(Extracts from a graphics dataset)
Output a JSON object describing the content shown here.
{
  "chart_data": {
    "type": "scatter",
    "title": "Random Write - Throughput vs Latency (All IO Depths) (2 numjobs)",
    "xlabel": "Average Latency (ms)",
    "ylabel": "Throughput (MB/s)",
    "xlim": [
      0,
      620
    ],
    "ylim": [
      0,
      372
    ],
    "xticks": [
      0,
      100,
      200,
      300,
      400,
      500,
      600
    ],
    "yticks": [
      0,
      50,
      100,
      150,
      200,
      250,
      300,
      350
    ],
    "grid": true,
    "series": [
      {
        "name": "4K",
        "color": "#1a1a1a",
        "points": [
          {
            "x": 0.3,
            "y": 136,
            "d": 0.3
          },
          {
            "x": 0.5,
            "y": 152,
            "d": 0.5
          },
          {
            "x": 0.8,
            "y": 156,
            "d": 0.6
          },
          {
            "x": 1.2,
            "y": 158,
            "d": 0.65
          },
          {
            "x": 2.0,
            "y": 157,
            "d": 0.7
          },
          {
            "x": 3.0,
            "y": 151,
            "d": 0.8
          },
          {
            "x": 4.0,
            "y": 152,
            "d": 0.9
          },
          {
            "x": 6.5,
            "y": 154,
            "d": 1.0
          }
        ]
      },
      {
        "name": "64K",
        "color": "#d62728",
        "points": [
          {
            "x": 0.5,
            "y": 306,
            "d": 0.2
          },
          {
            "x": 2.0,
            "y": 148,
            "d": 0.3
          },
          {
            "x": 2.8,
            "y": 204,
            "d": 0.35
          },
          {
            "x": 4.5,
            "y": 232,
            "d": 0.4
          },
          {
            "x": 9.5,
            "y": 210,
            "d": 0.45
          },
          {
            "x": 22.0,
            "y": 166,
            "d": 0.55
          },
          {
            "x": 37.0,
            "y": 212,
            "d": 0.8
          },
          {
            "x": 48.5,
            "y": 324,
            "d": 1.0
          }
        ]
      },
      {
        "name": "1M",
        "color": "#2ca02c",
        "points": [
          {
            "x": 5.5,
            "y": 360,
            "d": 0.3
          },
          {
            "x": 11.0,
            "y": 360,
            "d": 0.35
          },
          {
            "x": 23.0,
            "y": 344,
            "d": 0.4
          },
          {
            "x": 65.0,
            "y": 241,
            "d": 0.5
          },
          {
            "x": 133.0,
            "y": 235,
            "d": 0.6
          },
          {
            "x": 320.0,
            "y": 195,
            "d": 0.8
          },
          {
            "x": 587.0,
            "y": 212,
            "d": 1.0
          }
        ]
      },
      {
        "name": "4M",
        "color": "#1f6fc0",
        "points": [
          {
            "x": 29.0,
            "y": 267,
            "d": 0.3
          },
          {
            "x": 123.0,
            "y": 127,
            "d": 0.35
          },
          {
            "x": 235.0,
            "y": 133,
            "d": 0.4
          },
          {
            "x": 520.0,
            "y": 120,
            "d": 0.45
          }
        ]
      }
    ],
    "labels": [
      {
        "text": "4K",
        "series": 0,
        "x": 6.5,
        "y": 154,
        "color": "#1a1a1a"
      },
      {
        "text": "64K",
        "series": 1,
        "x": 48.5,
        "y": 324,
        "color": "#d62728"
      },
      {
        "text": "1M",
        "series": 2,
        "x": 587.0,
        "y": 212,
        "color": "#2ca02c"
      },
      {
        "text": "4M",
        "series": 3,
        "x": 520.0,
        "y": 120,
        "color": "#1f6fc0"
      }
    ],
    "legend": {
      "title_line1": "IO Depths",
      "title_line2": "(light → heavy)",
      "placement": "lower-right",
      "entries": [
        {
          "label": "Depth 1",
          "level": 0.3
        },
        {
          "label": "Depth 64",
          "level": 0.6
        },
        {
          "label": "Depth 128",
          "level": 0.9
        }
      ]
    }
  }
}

[The task]
Print out every record again, exactly and in full.

[Solved exercise]
Output a JSON object describing the content shown here.
{
  "chart_data": {
    "type": "scatter",
    "title": "Random Write - Throughput vs Latency (All IO Depths) (2 numjobs)",
    "xlabel": "Average Latency (ms)",
    "ylabel": "Throughput (MB/s)",
    "xlim": [
      0,
      620
    ],
    "ylim": [
      0,
      372
    ],
    "xticks": [
      0,
      100,
      200,
      300,
      400,
      500,
      600
    ],
    "yticks": [
      0,
      50,
      100,
      150,
      200,
      250,
      300,
      350
    ],
    "grid": true,
    "series": [
      {
        "name": "4K",
        "color": "#1a1a1a",
        "points": [
          {
            "x": 0.3,
            "y": 136,
            "d": 0.3
          },
          {
            "x": 0.5,
            "y": 152,
            "d": 0.5
          },
          {
            "x": 0.8,
            "y": 156,
            "d": 0.6
          },
          {
            "x": 1.2,
            "y": 158,
            "d": 0.65
          },
          {
            "x": 2.0,
            "y": 157,
            "d": 0.7
          },
          {
            "x": 3.0,
            "y": 151,
            "d": 0.8
          },
          {
            "x": 4.0,
            "y": 152,
            "d": 0.9
          },
          {
            "x": 6.5,
            "y": 154,
            "d": 1.0
          }
        ]
      },
      {
        "name": "64K",
        "color": "#d62728",
        "points": [
          {
            "x": 0.5,
            "y": 306,
            "d": 0.2
          },
          {
            "x": 2.0,
            "y": 148,
            "d": 0.3
          },
          {
            "x": 2.8,
            "y": 204,
            "d": 0.35
          },
          {
            "x": 4.5,
            "y": 232,
            "d": 0.4
          },
          {
            "x": 9.5,
            "y": 210,
            "d": 0.45
          },
          {
            "x": 22.0,
            "y": 166,
            "d": 0.55
          },
          {
            "x": 37.0,
            "y": 212,
            "d": 0.8
          },
          {
            "x": 48.5,
            "y": 324,
            "d": 1.0
          }
        ]
      },
      {
        "name": "1M",
        "color": "#2ca02c",
        "points": [
          {
            "x": 5.5,
            "y": 360,
            "d": 0.3
          },
          {
            "x": 11.0,
            "y": 360,
            "d": 0.35
          },
          {
            "x": 23.0,
            "y": 344,
            "d": 0.4
          },
          {
            "x": 65.0,
            "y": 241,
            "d": 0.5
          },
          {
            "x": 133.0,
            "y": 235,
            "d": 0.6
          },
          {
            "x": 320.0,
            "y": 195,
            "d": 0.8
          },
          {
            "x": 587.0,
            "y": 212,
            "d": 1.0
          }
        ]
      },
      {
        "name": "4M",
        "color": "#1f6fc0",
        "points": [
          {
            "x": 29.0,
            "y": 267,
            "d": 0.3
          },
          {
            "x": 123.0,
            "y": 127,
            "d": 0.35
          },
          {
            "x": 235.0,
            "y": 133,
            "d": 0.4
          },
          {
            "x": 520.0,
            "y": 120,
            "d": 0.45
          }
        ]
      }
    ],
    "labels": [
      {
        "text": "4K",
        "series": 0,
        "x": 6.5,
        "y": 154,
        "color": "#1a1a1a"
      },
      {
        "text": "64K",
        "series": 1,
        "x": 48.5,
        "y": 324,
        "color": "#d62728"
      },
      {
        "text": "1M",
        "series": 2,
        "x": 587.0,
        "y": 212,
        "color": "#2ca02c"
      },
      {
        "text": "4M",
        "series": 3,
        "x": 520.0,
        "y": 120,
        "color": "#1f6fc0"
      }
    ],
    "legend": {
      "title_line1": "IO Depths",
      "title_line2": "(light → heavy)",
      "placement": "lower-right",
      "entries": [
        {
          "label": "Depth 1",
          "level": 0.3
        },
        {
          "label": "Depth 64",
          "level": 0.6
        },
        {
          "label": "Depth 128",
          "level": 0.9
        }
      ]
    }
  }
}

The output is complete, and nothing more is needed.